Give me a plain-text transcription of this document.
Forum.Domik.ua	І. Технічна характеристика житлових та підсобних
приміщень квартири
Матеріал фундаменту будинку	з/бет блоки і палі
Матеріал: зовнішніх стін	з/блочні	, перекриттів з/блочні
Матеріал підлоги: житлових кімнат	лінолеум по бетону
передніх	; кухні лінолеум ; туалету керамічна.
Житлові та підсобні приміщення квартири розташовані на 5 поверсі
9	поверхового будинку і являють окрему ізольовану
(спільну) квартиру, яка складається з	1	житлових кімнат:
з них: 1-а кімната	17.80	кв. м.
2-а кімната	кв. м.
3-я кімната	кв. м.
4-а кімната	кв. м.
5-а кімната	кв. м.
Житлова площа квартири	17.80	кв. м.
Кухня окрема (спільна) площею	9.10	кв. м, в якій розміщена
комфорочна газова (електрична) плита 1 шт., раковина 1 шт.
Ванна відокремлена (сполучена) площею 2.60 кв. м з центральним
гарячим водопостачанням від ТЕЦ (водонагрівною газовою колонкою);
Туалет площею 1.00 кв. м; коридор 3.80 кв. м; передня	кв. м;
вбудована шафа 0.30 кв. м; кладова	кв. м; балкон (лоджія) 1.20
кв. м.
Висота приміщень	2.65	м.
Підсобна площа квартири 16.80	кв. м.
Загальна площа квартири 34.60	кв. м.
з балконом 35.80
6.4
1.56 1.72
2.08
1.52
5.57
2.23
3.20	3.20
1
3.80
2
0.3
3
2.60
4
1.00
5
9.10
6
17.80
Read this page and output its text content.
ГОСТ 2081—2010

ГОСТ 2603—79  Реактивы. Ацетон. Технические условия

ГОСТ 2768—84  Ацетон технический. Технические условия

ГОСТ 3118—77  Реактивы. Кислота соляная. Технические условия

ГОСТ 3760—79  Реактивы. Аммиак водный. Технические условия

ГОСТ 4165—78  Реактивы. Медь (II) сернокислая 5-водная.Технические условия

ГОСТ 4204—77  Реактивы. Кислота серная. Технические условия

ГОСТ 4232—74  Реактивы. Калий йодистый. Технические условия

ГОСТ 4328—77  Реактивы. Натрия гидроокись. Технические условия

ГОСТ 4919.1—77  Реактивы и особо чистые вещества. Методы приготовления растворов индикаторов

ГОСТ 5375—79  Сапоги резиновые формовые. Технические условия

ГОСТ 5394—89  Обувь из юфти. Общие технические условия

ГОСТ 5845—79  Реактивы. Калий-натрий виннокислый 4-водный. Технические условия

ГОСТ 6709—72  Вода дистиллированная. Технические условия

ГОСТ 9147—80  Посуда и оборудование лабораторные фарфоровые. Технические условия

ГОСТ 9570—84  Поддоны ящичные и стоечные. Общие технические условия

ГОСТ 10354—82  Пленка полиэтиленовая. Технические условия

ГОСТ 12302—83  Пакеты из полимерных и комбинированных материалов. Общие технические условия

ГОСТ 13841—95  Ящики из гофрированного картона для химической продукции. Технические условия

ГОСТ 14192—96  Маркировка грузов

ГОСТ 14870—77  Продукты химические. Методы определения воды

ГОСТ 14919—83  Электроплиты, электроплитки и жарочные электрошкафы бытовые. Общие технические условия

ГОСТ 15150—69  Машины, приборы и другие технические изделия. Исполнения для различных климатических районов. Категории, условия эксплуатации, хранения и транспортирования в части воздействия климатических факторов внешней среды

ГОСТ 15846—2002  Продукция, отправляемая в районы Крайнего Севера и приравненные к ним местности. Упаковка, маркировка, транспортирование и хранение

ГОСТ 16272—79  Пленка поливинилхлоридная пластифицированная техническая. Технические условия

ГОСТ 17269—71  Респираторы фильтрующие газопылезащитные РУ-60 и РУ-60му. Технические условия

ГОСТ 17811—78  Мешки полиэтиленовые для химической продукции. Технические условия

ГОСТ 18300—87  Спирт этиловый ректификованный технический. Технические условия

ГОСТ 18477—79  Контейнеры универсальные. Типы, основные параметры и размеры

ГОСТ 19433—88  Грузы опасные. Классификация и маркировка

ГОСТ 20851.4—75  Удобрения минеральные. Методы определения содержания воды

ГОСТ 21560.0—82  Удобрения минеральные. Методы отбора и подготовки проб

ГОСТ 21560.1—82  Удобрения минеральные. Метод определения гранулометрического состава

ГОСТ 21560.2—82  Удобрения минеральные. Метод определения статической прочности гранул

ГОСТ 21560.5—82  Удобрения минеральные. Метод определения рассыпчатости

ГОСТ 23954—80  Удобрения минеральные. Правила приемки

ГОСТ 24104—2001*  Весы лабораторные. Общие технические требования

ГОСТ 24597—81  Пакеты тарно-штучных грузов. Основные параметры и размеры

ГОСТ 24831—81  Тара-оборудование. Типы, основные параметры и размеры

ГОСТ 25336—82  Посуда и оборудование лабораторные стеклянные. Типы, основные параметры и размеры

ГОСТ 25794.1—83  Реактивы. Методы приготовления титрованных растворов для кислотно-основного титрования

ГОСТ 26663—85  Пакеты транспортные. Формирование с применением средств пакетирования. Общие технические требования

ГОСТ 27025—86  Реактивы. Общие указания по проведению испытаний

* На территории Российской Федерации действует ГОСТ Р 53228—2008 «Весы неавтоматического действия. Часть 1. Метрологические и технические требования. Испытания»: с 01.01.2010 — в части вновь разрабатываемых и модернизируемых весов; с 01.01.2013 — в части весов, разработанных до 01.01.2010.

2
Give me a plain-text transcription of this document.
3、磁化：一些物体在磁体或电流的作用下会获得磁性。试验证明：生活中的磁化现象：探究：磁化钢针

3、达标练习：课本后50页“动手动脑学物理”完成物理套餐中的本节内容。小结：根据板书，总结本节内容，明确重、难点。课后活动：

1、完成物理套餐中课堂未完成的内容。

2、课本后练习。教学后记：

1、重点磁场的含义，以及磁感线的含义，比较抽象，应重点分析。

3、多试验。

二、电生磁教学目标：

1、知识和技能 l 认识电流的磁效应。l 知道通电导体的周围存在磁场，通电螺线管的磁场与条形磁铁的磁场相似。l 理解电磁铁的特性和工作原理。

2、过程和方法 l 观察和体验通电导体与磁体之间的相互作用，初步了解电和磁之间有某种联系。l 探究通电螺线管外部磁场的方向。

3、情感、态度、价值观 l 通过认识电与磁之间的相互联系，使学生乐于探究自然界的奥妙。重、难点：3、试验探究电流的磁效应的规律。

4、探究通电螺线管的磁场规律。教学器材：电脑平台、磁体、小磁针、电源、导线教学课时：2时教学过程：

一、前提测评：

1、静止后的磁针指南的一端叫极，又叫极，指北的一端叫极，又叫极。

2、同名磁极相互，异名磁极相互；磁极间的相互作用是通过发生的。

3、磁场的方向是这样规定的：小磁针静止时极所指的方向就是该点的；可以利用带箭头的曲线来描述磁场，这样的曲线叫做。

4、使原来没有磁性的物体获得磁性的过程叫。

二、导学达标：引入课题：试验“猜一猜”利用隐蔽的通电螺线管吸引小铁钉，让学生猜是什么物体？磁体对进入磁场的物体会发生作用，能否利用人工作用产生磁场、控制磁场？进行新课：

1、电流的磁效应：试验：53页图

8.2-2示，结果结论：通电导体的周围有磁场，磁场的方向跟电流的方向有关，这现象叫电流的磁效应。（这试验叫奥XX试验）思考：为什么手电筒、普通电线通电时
---
PROBLEM ->
Copy out each line of the material that holds the word "квартири".

EXPECTED ANSWER ->
приміщень квартири
Житлові та підсобні приміщення квартири розташовані на 5 поверсі
Житлова площа квартири	17.80	кв. м.
Підсобна площа квартири 16.80	кв. м.
Загальна площа квартири 34.60	кв. м.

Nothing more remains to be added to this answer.